# Task instructions
Every line must be returned precisely as it is written.

# Material for this task
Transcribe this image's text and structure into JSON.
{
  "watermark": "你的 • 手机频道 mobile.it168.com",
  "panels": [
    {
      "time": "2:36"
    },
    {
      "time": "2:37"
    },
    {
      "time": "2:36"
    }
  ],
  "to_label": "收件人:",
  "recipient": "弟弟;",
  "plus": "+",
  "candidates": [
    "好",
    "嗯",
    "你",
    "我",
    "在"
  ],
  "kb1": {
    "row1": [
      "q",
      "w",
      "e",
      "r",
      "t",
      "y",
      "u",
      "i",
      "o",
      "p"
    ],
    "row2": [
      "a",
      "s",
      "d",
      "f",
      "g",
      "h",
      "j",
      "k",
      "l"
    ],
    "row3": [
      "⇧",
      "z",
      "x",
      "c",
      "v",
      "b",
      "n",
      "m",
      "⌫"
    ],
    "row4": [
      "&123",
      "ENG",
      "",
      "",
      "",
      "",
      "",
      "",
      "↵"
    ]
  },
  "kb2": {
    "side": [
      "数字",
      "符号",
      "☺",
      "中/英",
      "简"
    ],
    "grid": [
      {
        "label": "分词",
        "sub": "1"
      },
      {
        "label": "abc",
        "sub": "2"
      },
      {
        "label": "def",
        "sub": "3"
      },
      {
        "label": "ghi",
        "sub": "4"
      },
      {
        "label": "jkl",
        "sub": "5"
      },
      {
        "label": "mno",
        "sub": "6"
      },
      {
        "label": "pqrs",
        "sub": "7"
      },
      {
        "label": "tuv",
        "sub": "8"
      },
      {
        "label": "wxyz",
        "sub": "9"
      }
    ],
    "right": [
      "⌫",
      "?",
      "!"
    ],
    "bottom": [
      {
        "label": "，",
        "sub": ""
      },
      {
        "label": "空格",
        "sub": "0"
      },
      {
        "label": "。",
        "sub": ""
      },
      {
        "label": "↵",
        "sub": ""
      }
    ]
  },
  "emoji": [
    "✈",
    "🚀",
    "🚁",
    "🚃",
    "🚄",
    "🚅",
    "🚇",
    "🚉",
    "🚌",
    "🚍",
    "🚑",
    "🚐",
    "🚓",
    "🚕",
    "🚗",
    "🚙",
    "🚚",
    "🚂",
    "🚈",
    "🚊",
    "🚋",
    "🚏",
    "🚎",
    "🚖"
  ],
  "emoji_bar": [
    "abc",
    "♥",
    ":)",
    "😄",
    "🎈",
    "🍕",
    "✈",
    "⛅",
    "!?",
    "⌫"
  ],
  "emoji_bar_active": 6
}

# Full answer
Transcribe this image's text and structure into JSON.
{
  "watermark": "你的 • 手机频道 mobile.it168.com",
  "panels": [
    {
      "time": "2:36"
    },
    {
      "time": "2:37"
    },
    {
      "time": "2:36"
    }
  ],
  "to_label": "收件人:",
  "recipient": "弟弟;",
  "plus": "+",
  "candidates": [
    "好",
    "嗯",
    "你",
    "我",
    "在"
  ],
  "kb1": {
    "row1": [
      "q",
      "w",
      "e",
      "r",
      "t",
      "y",
      "u",
      "i",
      "o",
      "p"
    ],
    "row2": [
      "a",
      "s",
      "d",
      "f",
      "g",
      "h",
      "j",
      "k",
      "l"
    ],
    "row3": [
      "⇧",
      "z",
      "x",
      "c",
      "v",
      "b",
      "n",
      "m",
      "⌫"
    ],
    "row4": [
      "&123",
      "ENG",
      "",
      "",
      "",
      "",
      "",
      "",
      "↵"
    ]
  },
  "kb2": {
    "side": [
      "数字",
      "符号",
      "☺",
      "中/英",
      "简"
    ],
    "grid": [
      {
        "label": "分词",
        "sub": "1"
      },
      {
        "label": "abc",
        "sub": "2"
      },
      {
        "label": "def",
        "sub": "3"
      },
      {
        "label": "ghi",
        "sub": "4"
      },
      {
        "label": "jkl",
        "sub": "5"
      },
      {
        "label": "mno",
        "sub": "6"
      },
      {
        "label": "pqrs",
        "sub": "7"
      },
      {
        "label": "tuv",
        "sub": "8"
      },
      {
        "label": "wxyz",
        "sub": "9"
      }
    ],
    "right": [
      "⌫",
      "?",
      "!"
    ],
    "bottom": [
      {
        "label": "，",
        "sub": ""
      },
      {
        "label": "空格",
        "sub": "0"
      },
      {
        "label": "。",
        "sub": ""
      },
      {
        "label": "↵",
        "sub": ""
      }
    ]
  },
  "emoji": [
    "✈",
    "🚀",
    "🚁",
    "🚃",
    "🚄",
    "🚅",
    "🚇",
    "🚉",
    "🚌",
    "🚍",
    "🚑",
    "🚐",
    "🚓",
    "🚕",
    "🚗",
    "🚙",
    "🚚",
    "🚂",
    "🚈",
    "🚊",
    "🚋",
    "🚏",
    "🚎",
    "🚖"
  ],
  "emoji_bar": [
    "abc",
    "♥",
    ":)",
    "😄",
    "🎈",
    "🍕",
    "✈",
    "⛅",
    "!?",
    "⌫"
  ],
  "emoji_bar_active": 6
}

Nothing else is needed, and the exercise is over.